◆ Input material:
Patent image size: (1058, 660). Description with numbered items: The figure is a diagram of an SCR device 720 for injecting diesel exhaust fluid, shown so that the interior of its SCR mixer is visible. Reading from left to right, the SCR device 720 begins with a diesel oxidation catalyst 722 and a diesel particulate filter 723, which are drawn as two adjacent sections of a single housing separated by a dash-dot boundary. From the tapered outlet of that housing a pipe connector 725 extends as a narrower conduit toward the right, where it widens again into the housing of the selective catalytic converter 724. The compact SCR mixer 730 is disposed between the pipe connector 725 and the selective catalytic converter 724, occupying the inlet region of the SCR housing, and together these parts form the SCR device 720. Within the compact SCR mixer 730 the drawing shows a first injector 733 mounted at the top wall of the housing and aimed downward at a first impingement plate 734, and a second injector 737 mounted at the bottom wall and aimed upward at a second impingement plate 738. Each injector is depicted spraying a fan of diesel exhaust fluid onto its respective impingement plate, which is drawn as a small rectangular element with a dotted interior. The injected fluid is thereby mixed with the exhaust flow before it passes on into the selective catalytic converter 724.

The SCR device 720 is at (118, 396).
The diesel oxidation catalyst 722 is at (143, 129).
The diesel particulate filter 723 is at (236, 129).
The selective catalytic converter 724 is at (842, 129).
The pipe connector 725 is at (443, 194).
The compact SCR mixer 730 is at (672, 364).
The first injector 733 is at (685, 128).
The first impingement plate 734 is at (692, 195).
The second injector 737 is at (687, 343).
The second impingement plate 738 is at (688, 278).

◆ Aim: Reproduce all of the items above word for word, with nothing changed.

◆ Exercise answer:
Patent image size: (1058, 660). Description with numbered items: The figure is a diagram of an SCR device 720 for injecting diesel exhaust fluid, shown so that the interior of its SCR mixer is visible. Reading from left to right, the SCR device 720 begins with a diesel oxidation catalyst 722 and a diesel particulate filter 723, which are drawn as two adjacent sections of a single housing separated by a dash-dot boundary. From the tapered outlet of that housing a pipe connector 725 extends as a narrower conduit toward the right, where it widens again into the housing of the selective catalytic converter 724. The compact SCR mixer 730 is disposed between the pipe connector 725 and the selective catalytic converter 724, occupying the inlet region of the SCR housing, and together these parts form the SCR device 720. Within the compact SCR mixer 730 the drawing shows a first injector 733 mounted at the top wall of the housing and aimed downward at a first impingement plate 734, and a second injector 737 mounted at the bottom wall and aimed upward at a second impingement plate 738. Each injector is depicted spraying a fan of diesel exhaust fluid onto its respective impingement plate, which is drawn as a small rectangular element with a dotted interior. The injected fluid is thereby mixed with the exhaust flow before it passes on into the selective catalytic converter 724.

The SCR device 720 is at (118, 396).
The diesel oxidation catalyst 722 is at (143, 129).
The diesel particulate filter 723 is at (236, 129).
The selective catalytic converter 724 is at (842, 129).
The pipe connector 725 is at (443, 194).
The compact SCR mixer 730 is at (672, 364).
The first injector 733 is at (685, 128).
The first impingement plate 734 is at (692, 195).
The second injector 737 is at (687, 343).
The second impingement plate 738 is at (688, 278).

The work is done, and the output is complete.